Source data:
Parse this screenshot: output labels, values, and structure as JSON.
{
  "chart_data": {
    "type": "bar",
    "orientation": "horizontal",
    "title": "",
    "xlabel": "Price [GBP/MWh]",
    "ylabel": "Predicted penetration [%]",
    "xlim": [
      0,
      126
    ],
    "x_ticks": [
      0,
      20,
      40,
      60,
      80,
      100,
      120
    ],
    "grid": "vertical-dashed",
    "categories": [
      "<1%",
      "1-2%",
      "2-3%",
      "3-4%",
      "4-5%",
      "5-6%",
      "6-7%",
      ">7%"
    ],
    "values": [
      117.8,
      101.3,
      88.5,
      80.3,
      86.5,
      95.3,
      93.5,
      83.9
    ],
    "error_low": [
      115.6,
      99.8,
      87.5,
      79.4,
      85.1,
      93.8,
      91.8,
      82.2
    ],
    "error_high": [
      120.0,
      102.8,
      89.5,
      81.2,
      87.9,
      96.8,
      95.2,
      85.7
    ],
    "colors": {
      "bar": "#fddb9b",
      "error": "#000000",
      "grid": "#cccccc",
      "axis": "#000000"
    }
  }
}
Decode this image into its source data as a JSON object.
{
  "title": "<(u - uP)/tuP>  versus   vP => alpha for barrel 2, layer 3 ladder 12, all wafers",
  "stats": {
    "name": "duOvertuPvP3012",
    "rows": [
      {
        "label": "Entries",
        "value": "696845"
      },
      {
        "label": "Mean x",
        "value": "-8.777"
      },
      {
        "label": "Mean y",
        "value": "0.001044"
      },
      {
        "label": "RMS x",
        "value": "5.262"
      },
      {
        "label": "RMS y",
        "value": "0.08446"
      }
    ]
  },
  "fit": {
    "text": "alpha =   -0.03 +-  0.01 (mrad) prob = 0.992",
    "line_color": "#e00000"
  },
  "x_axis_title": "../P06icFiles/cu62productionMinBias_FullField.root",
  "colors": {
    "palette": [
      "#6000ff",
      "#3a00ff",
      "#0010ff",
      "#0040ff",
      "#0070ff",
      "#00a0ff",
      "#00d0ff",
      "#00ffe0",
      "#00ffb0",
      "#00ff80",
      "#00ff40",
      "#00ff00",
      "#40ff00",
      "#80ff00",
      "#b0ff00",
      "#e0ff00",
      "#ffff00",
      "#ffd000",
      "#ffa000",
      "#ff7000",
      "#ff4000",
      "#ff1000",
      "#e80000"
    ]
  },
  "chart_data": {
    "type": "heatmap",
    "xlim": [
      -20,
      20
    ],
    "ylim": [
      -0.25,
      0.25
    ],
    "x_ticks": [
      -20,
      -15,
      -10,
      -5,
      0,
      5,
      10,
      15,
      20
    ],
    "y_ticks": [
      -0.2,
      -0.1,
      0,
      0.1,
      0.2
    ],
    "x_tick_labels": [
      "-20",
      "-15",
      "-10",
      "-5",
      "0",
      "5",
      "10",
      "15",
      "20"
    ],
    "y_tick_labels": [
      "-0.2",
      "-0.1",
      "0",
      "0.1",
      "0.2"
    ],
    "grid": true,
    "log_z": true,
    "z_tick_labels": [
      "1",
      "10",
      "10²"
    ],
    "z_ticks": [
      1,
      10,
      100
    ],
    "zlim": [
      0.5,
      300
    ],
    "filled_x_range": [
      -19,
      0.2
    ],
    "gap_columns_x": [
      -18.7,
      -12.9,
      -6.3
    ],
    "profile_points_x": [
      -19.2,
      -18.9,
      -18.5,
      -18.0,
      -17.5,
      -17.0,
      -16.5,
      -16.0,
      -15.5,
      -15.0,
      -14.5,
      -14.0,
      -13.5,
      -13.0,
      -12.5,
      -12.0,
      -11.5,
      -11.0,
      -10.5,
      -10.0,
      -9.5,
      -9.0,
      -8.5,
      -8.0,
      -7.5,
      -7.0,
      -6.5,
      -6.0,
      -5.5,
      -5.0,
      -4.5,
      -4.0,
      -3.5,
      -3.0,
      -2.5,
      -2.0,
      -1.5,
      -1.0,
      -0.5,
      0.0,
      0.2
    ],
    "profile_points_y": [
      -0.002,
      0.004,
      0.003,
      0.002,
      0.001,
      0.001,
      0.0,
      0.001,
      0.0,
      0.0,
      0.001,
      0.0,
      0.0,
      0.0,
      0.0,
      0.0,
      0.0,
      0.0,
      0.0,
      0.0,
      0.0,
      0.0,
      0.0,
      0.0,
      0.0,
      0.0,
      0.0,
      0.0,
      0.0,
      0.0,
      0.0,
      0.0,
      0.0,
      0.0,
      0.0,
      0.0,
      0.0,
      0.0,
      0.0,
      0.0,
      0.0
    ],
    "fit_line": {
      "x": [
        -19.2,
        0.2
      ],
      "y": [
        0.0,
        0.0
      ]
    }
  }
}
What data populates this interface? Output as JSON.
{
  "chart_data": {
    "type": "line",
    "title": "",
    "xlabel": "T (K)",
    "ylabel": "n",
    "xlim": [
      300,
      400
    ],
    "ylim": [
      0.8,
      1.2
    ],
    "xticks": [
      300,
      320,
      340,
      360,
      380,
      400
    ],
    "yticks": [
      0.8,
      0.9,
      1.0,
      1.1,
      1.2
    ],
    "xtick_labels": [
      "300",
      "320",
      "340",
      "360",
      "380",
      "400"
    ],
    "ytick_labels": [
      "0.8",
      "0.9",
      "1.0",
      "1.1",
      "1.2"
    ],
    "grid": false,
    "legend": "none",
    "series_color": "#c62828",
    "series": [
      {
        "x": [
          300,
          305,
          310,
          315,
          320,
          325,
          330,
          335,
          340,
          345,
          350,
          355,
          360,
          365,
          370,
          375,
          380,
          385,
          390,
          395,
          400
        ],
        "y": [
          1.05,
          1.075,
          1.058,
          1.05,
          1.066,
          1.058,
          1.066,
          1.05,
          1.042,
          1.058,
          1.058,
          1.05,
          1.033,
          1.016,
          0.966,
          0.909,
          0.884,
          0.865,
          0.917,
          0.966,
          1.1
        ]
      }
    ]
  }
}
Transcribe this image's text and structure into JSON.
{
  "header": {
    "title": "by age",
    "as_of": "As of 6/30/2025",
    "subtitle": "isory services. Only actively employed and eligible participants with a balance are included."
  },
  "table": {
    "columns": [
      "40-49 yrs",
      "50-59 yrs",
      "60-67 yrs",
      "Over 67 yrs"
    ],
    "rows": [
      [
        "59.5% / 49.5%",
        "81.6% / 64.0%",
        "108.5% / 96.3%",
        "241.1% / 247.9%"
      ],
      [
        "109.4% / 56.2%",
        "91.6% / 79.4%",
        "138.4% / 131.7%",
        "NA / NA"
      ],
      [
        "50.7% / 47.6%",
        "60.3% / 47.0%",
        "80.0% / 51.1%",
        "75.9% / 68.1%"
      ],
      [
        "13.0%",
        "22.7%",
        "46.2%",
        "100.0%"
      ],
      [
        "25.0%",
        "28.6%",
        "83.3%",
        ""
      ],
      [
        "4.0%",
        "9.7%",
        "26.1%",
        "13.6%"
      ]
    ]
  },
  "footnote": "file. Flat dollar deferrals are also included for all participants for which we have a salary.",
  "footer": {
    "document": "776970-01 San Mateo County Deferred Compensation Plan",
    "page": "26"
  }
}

*Description of the task*: Write out every entry word for word.

*Complete output*:
Parse this screenshot: output labels, values, and structure as JSON.
{
  "chart_data": {
    "type": "bar",
    "orientation": "horizontal",
    "title": "",
    "xlabel": "Price [GBP/MWh]",
    "ylabel": "Predicted penetration [%]",
    "xlim": [
      0,
      126
    ],
    "x_ticks": [
      0,
      20,
      40,
      60,
      80,
      100,
      120
    ],
    "grid": "vertical-dashed",
    "categories": [
      "<1%",
      "1-2%",
      "2-3%",
      "3-4%",
      "4-5%",
      "5-6%",
      "6-7%",
      ">7%"
    ],
    "values": [
      117.8,
      101.3,
      88.5,
      80.3,
      86.5,
      95.3,
      93.5,
      83.9
    ],
    "error_low": [
      115.6,
      99.8,
      87.5,
      79.4,
      85.1,
      93.8,
      91.8,
      82.2
    ],
    "error_high": [
      120.0,
      102.8,
      89.5,
      81.2,
      87.9,
      96.8,
      95.2,
      85.7
    ],
    "colors": {
      "bar": "#fddb9b",
      "error": "#000000",
      "grid": "#cccccc",
      "axis": "#000000"
    }
  }
}
Decode this image into its source data as a JSON object.
{
  "title": "<(u - uP)/tuP>  versus   vP => alpha for barrel 2, layer 3 ladder 12, all wafers",
  "stats": {
    "name": "duOvertuPvP3012",
    "rows": [
      {
        "label": "Entries",
        "value": "696845"
      },
      {
        "label": "Mean x",
        "value": "-8.777"
      },
      {
        "label": "Mean y",
        "value": "0.001044"
      },
      {
        "label": "RMS x",
        "value": "5.262"
      },
      {
        "label": "RMS y",
        "value": "0.08446"
      }
    ]
  },
  "fit": {
    "text": "alpha =   -0.03 +-  0.01 (mrad) prob = 0.992",
    "line_color": "#e00000"
  },
  "x_axis_title": "../P06icFiles/cu62productionMinBias_FullField.root",
  "colors": {
    "palette": [
      "#6000ff",
      "#3a00ff",
      "#0010ff",
      "#0040ff",
      "#0070ff",
      "#00a0ff",
      "#00d0ff",
      "#00ffe0",
      "#00ffb0",
      "#00ff80",
      "#00ff40",
      "#00ff00",
      "#40ff00",
      "#80ff00",
      "#b0ff00",
      "#e0ff00",
      "#ffff00",
      "#ffd000",
      "#ffa000",
      "#ff7000",
      "#ff4000",
      "#ff1000",
      "#e80000"
    ]
  },
  "chart_data": {
    "type": "heatmap",
    "xlim": [
      -20,
      20
    ],
    "ylim": [
      -0.25,
      0.25
    ],
    "x_ticks": [
      -20,
      -15,
      -10,
      -5,
      0,
      5,
      10,
      15,
      20
    ],
    "y_ticks": [
      -0.2,
      -0.1,
      0,
      0.1,
      0.2
    ],
    "x_tick_labels": [
      "-20",
      "-15",
      "-10",
      "-5",
      "0",
      "5",
      "10",
      "15",
      "20"
    ],
    "y_tick_labels": [
      "-0.2",
      "-0.1",
      "0",
      "0.1",
      "0.2"
    ],
    "grid": true,
    "log_z": true,
    "z_tick_labels": [
      "1",
      "10",
      "10²"
    ],
    "z_ticks": [
      1,
      10,
      100
    ],
    "zlim": [
      0.5,
      300
    ],
    "filled_x_range": [
      -19,
      0.2
    ],
    "gap_columns_x": [
      -18.7,
      -12.9,
      -6.3
    ],
    "profile_points_x": [
      -19.2,
      -18.9,
      -18.5,
      -18.0,
      -17.5,
      -17.0,
      -16.5,
      -16.0,
      -15.5,
      -15.0,
      -14.5,
      -14.0,
      -13.5,
      -13.0,
      -12.5,
      -12.0,
      -11.5,
      -11.0,
      -10.5,
      -10.0,
      -9.5,
      -9.0,
      -8.5,
      -8.0,
      -7.5,
      -7.0,
      -6.5,
      -6.0,
      -5.5,
      -5.0,
      -4.5,
      -4.0,
      -3.5,
      -3.0,
      -2.5,
      -2.0,
      -1.5,
      -1.0,
      -0.5,
      0.0,
      0.2
    ],
    "profile_points_y": [
      -0.002,
      0.004,
      0.003,
      0.002,
      0.001,
      0.001,
      0.0,
      0.001,
      0.0,
      0.0,
      0.001,
      0.0,
      0.0,
      0.0,
      0.0,
      0.0,
      0.0,
      0.0,
      0.0,
      0.0,
      0.0,
      0.0,
      0.0,
      0.0,
      0.0,
      0.0,
      0.0,
      0.0,
      0.0,
      0.0,
      0.0,
      0.0,
      0.0,
      0.0,
      0.0,
      0.0,
      0.0,
      0.0,
      0.0,
      0.0,
      0.0
    ],
    "fit_line": {
      "x": [
        -19.2,
        0.2
      ],
      "y": [
        0.0,
        0.0
      ]
    }
  }
}
What data populates this interface? Output as JSON.
{
  "chart_data": {
    "type": "line",
    "title": "",
    "xlabel": "T (K)",
    "ylabel": "n",
    "xlim": [
      300,
      400
    ],
    "ylim": [
      0.8,
      1.2
    ],
    "xticks": [
      300,
      320,
      340,
      360,
      380,
      400
    ],
    "yticks": [
      0.8,
      0.9,
      1.0,
      1.1,
      1.2
    ],
    "xtick_labels": [
      "300",
      "320",
      "340",
      "360",
      "380",
      "400"
    ],
    "ytick_labels": [
      "0.8",
      "0.9",
      "1.0",
      "1.1",
      "1.2"
    ],
    "grid": false,
    "legend": "none",
    "series_color": "#c62828",
    "series": [
      {
        "x": [
          300,
          305,
          310,
          315,
          320,
          325,
          330,
          335,
          340,
          345,
          350,
          355,
          360,
          365,
          370,
          375,
          380,
          385,
          390,
          395,
          400
        ],
        "y": [
          1.05,
          1.075,
          1.058,
          1.05,
          1.066,
          1.058,
          1.066,
          1.05,
          1.042,
          1.058,
          1.058,
          1.05,
          1.033,
          1.016,
          0.966,
          0.909,
          0.884,
          0.865,
          0.917,
          0.966,
          1.1
        ]
      }
    ]
  }
}
Transcribe this image's text and structure into JSON.
{
  "header": {
    "title": "by age",
    "as_of": "As of 6/30/2025",
    "subtitle": "isory services. Only actively employed and eligible participants with a balance are included."
  },
  "table": {
    "columns": [
      "40-49 yrs",
      "50-59 yrs",
      "60-67 yrs",
      "Over 67 yrs"
    ],
    "rows": [
      [
        "59.5% / 49.5%",
        "81.6% / 64.0%",
        "108.5% / 96.3%",
        "241.1% / 247.9%"
      ],
      [
        "109.4% / 56.2%",
        "91.6% / 79.4%",
        "138.4% / 131.7%",
        "NA / NA"
      ],
      [
        "50.7% / 47.6%",
        "60.3% / 47.0%",
        "80.0% / 51.1%",
        "75.9% / 68.1%"
      ],
      [
        "13.0%",
        "22.7%",
        "46.2%",
        "100.0%"
      ],
      [
        "25.0%",
        "28.6%",
        "83.3%",
        ""
      ],
      [
        "4.0%",
        "9.7%",
        "26.1%",
        "13.6%"
      ]
    ]
  },
  "footnote": "file. Flat dollar deferrals are also included for all participants for which we have a salary.",
  "footer": {
    "document": "776970-01 San Mateo County Deferred Compensation Plan",
    "page": "26"
  }
}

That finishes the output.